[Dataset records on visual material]
____
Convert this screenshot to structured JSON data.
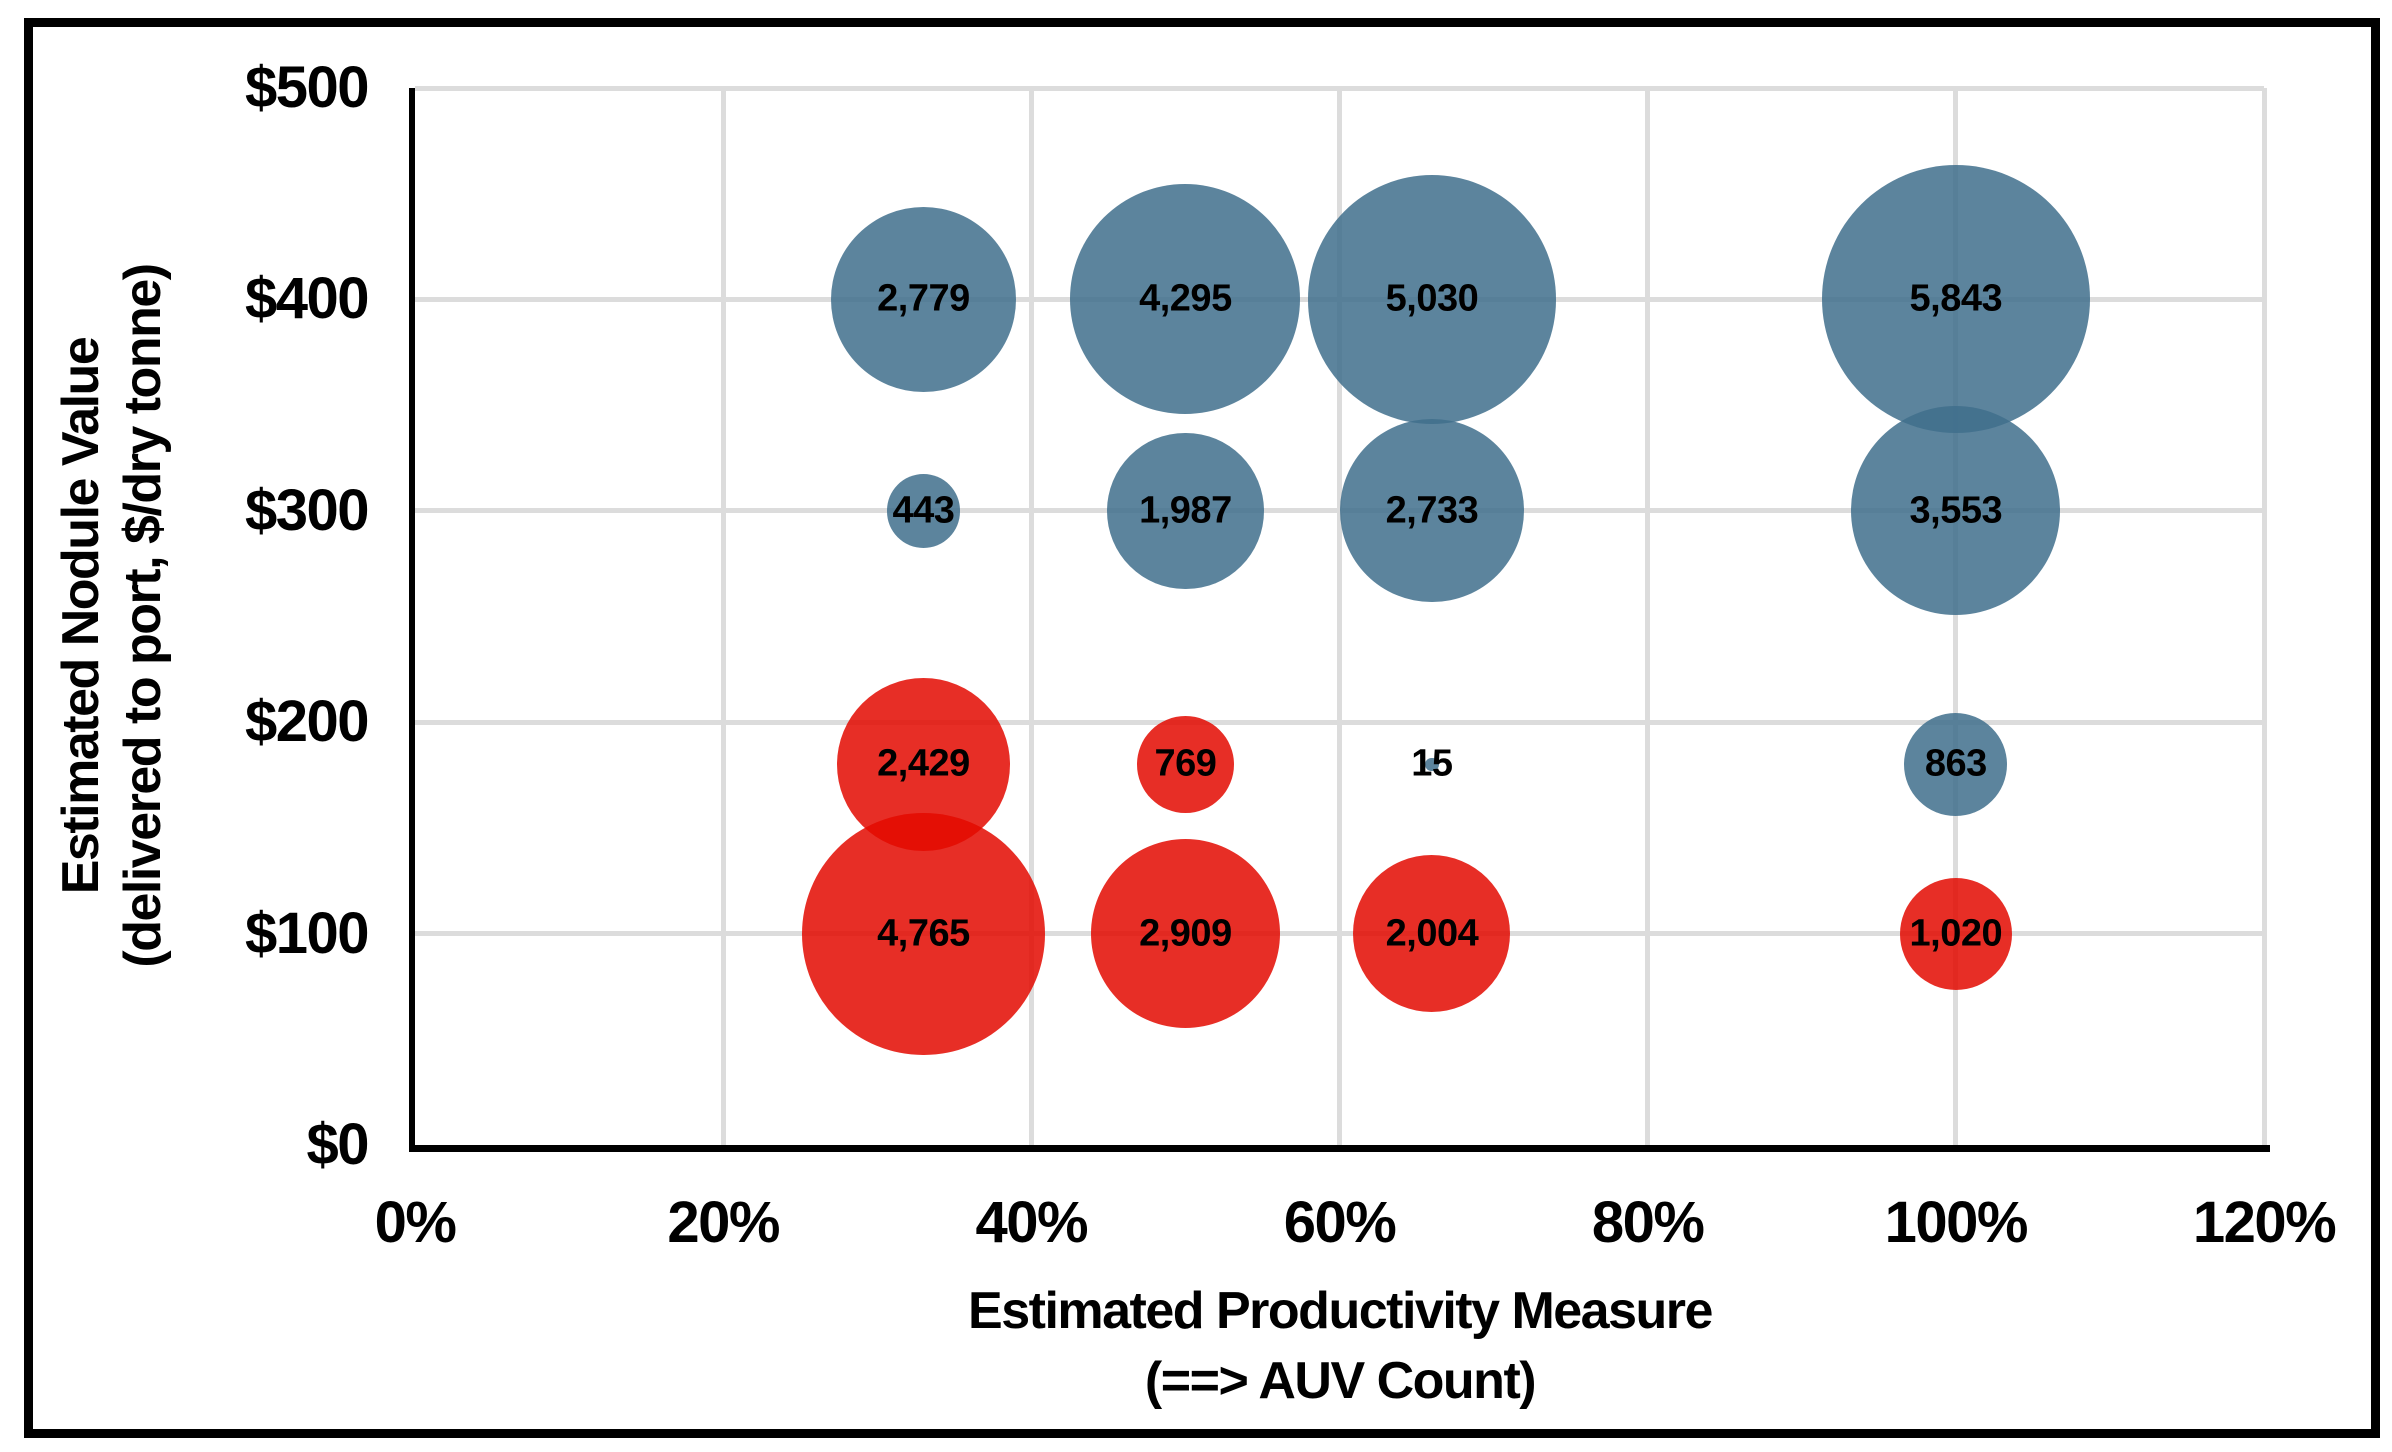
{
  "chart_data": {
    "type": "scatter",
    "subtype": "bubble",
    "title": "",
    "xlabel_line1": "Estimated Productivity Measure",
    "xlabel_line2": "(==> AUV Count)",
    "ylabel_line1": "Estimated Nodule Value",
    "ylabel_line2": "(delivered to port, $/dry tonne)",
    "xlim": [
      0,
      120
    ],
    "ylim": [
      0,
      500
    ],
    "grid": true,
    "legend": "none",
    "x_ticks": [
      {
        "label": "0%",
        "value": 0
      },
      {
        "label": "20%",
        "value": 20
      },
      {
        "label": "40%",
        "value": 40
      },
      {
        "label": "60%",
        "value": 60
      },
      {
        "label": "80%",
        "value": 80
      },
      {
        "label": "100%",
        "value": 100
      },
      {
        "label": "120%",
        "value": 120
      }
    ],
    "y_ticks": [
      {
        "label": "$0",
        "value": 0
      },
      {
        "label": "$100",
        "value": 100
      },
      {
        "label": "$200",
        "value": 200
      },
      {
        "label": "$300",
        "value": 300
      },
      {
        "label": "$400",
        "value": 400
      },
      {
        "label": "$500",
        "value": 500
      }
    ],
    "bubble_sizing": "area_proportional_to_value",
    "series": [
      {
        "name": "blue",
        "color": "#3F6E8C",
        "points": [
          {
            "x": 33,
            "y": 400,
            "value": 2779,
            "label": "2,779"
          },
          {
            "x": 50,
            "y": 400,
            "value": 4295,
            "label": "4,295"
          },
          {
            "x": 66,
            "y": 400,
            "value": 5030,
            "label": "5,030"
          },
          {
            "x": 100,
            "y": 400,
            "value": 5843,
            "label": "5,843"
          },
          {
            "x": 33,
            "y": 300,
            "value": 443,
            "label": "443"
          },
          {
            "x": 50,
            "y": 300,
            "value": 1987,
            "label": "1,987"
          },
          {
            "x": 66,
            "y": 300,
            "value": 2733,
            "label": "2,733"
          },
          {
            "x": 100,
            "y": 300,
            "value": 3553,
            "label": "3,553"
          },
          {
            "x": 66,
            "y": 180,
            "value": 15,
            "label": "15"
          },
          {
            "x": 100,
            "y": 180,
            "value": 863,
            "label": "863"
          }
        ]
      },
      {
        "name": "red",
        "color": "#E30900",
        "points": [
          {
            "x": 33,
            "y": 180,
            "value": 2429,
            "label": "2,429"
          },
          {
            "x": 50,
            "y": 180,
            "value": 769,
            "label": "769"
          },
          {
            "x": 33,
            "y": 100,
            "value": 4765,
            "label": "4,765"
          },
          {
            "x": 50,
            "y": 100,
            "value": 2909,
            "label": "2,909"
          },
          {
            "x": 66,
            "y": 100,
            "value": 2004,
            "label": "2,004"
          },
          {
            "x": 100,
            "y": 100,
            "value": 1020,
            "label": "1,020"
          }
        ]
      }
    ]
  },
  "colors": {
    "blue_bubble": "#3F6E8C",
    "red_bubble": "#E30900",
    "bubble_opacity": 0.85,
    "gridline": "#DCDCDC",
    "axis": "#000000",
    "frame_border": "#000000",
    "label_text": "#000000"
  }
}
____
GOAL: Ascertain the number of lines in the entries that include the word "Estimated", and report only that number.

FINAL RESULT: 2